Records from a data collection:
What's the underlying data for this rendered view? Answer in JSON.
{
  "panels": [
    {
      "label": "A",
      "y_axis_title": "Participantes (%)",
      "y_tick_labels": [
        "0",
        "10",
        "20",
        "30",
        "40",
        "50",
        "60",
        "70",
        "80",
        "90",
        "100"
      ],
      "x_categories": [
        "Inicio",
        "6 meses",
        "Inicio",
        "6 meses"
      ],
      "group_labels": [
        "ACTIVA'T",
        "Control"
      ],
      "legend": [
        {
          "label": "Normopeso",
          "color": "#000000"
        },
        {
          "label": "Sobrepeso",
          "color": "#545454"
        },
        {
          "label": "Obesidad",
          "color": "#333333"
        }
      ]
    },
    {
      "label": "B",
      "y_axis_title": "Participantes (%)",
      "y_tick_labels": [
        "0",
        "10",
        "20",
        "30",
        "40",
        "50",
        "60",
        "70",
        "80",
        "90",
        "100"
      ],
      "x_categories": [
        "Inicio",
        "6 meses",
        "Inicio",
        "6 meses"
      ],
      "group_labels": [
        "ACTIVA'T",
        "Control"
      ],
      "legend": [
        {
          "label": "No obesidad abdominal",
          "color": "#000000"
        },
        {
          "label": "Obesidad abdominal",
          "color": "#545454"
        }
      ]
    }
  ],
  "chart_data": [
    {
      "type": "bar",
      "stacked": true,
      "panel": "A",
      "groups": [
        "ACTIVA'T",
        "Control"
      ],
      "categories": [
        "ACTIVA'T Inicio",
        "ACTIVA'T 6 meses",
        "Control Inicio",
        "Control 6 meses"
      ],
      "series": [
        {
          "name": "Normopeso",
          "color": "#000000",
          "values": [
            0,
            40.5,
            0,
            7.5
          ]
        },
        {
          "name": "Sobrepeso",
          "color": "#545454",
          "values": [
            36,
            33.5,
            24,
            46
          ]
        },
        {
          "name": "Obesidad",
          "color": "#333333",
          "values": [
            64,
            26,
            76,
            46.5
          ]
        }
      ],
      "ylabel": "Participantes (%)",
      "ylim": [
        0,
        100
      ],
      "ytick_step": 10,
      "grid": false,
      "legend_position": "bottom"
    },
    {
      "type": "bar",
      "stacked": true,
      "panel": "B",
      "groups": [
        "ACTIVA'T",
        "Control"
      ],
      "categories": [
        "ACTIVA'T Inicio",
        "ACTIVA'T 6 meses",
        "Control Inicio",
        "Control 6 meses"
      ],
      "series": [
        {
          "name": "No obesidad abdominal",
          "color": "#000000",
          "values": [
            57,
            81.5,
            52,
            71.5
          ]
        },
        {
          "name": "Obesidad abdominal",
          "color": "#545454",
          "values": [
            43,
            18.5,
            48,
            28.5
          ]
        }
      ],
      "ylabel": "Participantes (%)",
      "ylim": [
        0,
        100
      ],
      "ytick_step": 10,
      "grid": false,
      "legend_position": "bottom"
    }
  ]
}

▸ Task to complete
Copy out each line exactly.

▸ Exercise solution
What's the underlying data for this rendered view? Answer in JSON.
{
  "panels": [
    {
      "label": "A",
      "y_axis_title": "Participantes (%)",
      "y_tick_labels": [
        "0",
        "10",
        "20",
        "30",
        "40",
        "50",
        "60",
        "70",
        "80",
        "90",
        "100"
      ],
      "x_categories": [
        "Inicio",
        "6 meses",
        "Inicio",
        "6 meses"
      ],
      "group_labels": [
        "ACTIVA'T",
        "Control"
      ],
      "legend": [
        {
          "label": "Normopeso",
          "color": "#000000"
        },
        {
          "label": "Sobrepeso",
          "color": "#545454"
        },
        {
          "label": "Obesidad",
          "color": "#333333"
        }
      ]
    },
    {
      "label": "B",
      "y_axis_title": "Participantes (%)",
      "y_tick_labels": [
        "0",
        "10",
        "20",
        "30",
        "40",
        "50",
        "60",
        "70",
        "80",
        "90",
        "100"
      ],
      "x_categories": [
        "Inicio",
        "6 meses",
        "Inicio",
        "6 meses"
      ],
      "group_labels": [
        "ACTIVA'T",
        "Control"
      ],
      "legend": [
        {
          "label": "No obesidad abdominal",
          "color": "#000000"
        },
        {
          "label": "Obesidad abdominal",
          "color": "#545454"
        }
      ]
    }
  ],
  "chart_data": [
    {
      "type": "bar",
      "stacked": true,
      "panel": "A",
      "groups": [
        "ACTIVA'T",
        "Control"
      ],
      "categories": [
        "ACTIVA'T Inicio",
        "ACTIVA'T 6 meses",
        "Control Inicio",
        "Control 6 meses"
      ],
      "series": [
        {
          "name": "Normopeso",
          "color": "#000000",
          "values": [
            0,
            40.5,
            0,
            7.5
          ]
        },
        {
          "name": "Sobrepeso",
          "color": "#545454",
          "values": [
            36,
            33.5,
            24,
            46
          ]
        },
        {
          "name": "Obesidad",
          "color": "#333333",
          "values": [
            64,
            26,
            76,
            46.5
          ]
        }
      ],
      "ylabel": "Participantes (%)",
      "ylim": [
        0,
        100
      ],
      "ytick_step": 10,
      "grid": false,
      "legend_position": "bottom"
    },
    {
      "type": "bar",
      "stacked": true,
      "panel": "B",
      "groups": [
        "ACTIVA'T",
        "Control"
      ],
      "categories": [
        "ACTIVA'T Inicio",
        "ACTIVA'T 6 meses",
        "Control Inicio",
        "Control 6 meses"
      ],
      "series": [
        {
          "name": "No obesidad abdominal",
          "color": "#000000",
          "values": [
            57,
            81.5,
            52,
            71.5
          ]
        },
        {
          "name": "Obesidad abdominal",
          "color": "#545454",
          "values": [
            43,
            18.5,
            48,
            28.5
          ]
        }
      ],
      "ylabel": "Participantes (%)",
      "ylim": [
        0,
        100
      ],
      "ytick_step": 10,
      "grid": false,
      "legend_position": "bottom"
    }
  ]
}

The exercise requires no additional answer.